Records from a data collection
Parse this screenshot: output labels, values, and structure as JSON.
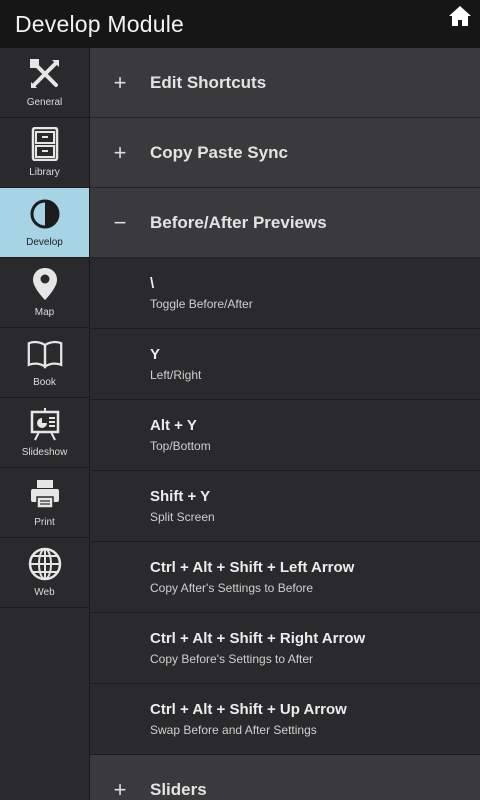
{
  "header": {
    "title": "Develop Module",
    "home_icon": "home-icon"
  },
  "sidebar": {
    "active_color": "#a6d4e4",
    "items": [
      {
        "label": "General",
        "icon": "tools-icon"
      },
      {
        "label": "Library",
        "icon": "cabinet-icon"
      },
      {
        "label": "Develop",
        "icon": "contrast-icon"
      },
      {
        "label": "Map",
        "icon": "map-pin-icon"
      },
      {
        "label": "Book",
        "icon": "book-icon"
      },
      {
        "label": "Slideshow",
        "icon": "presentation-icon"
      },
      {
        "label": "Print",
        "icon": "printer-icon"
      },
      {
        "label": "Web",
        "icon": "globe-icon"
      }
    ]
  },
  "main": {
    "sections": [
      {
        "symbol": "+",
        "title": "Edit Shortcuts"
      },
      {
        "symbol": "+",
        "title": "Copy Paste Sync"
      },
      {
        "symbol": "−",
        "title": "Before/After Previews"
      },
      {
        "symbol": "+",
        "title": "Sliders"
      }
    ],
    "shortcuts": [
      {
        "key": "\\",
        "desc": "Toggle Before/After"
      },
      {
        "key": "Y",
        "desc": "Left/Right"
      },
      {
        "key": "Alt + Y",
        "desc": "Top/Bottom"
      },
      {
        "key": "Shift + Y",
        "desc": "Split Screen"
      },
      {
        "key": "Ctrl + Alt + Shift + Left Arrow",
        "desc": "Copy After's Settings to Before"
      },
      {
        "key": "Ctrl + Alt + Shift + Right Arrow",
        "desc": "Copy Before's Settings to After"
      },
      {
        "key": "Ctrl + Alt + Shift + Up Arrow",
        "desc": "Swap Before and After Settings"
      }
    ]
  }
}
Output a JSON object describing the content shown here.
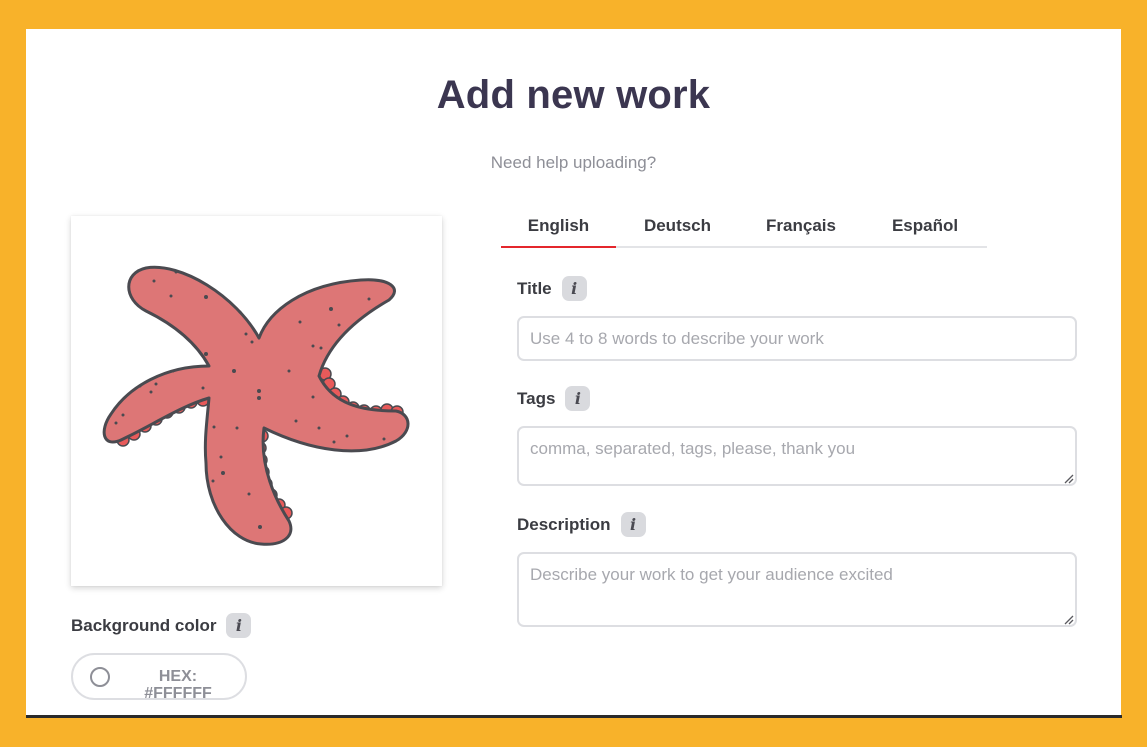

EXERCISE -> Scan the material above. Extract every line in which the word "Left" occurs.

OUTPUT ->
        "desc": "Left/Right"
        "key": "Ctrl + Alt + Shift + Left Arrow",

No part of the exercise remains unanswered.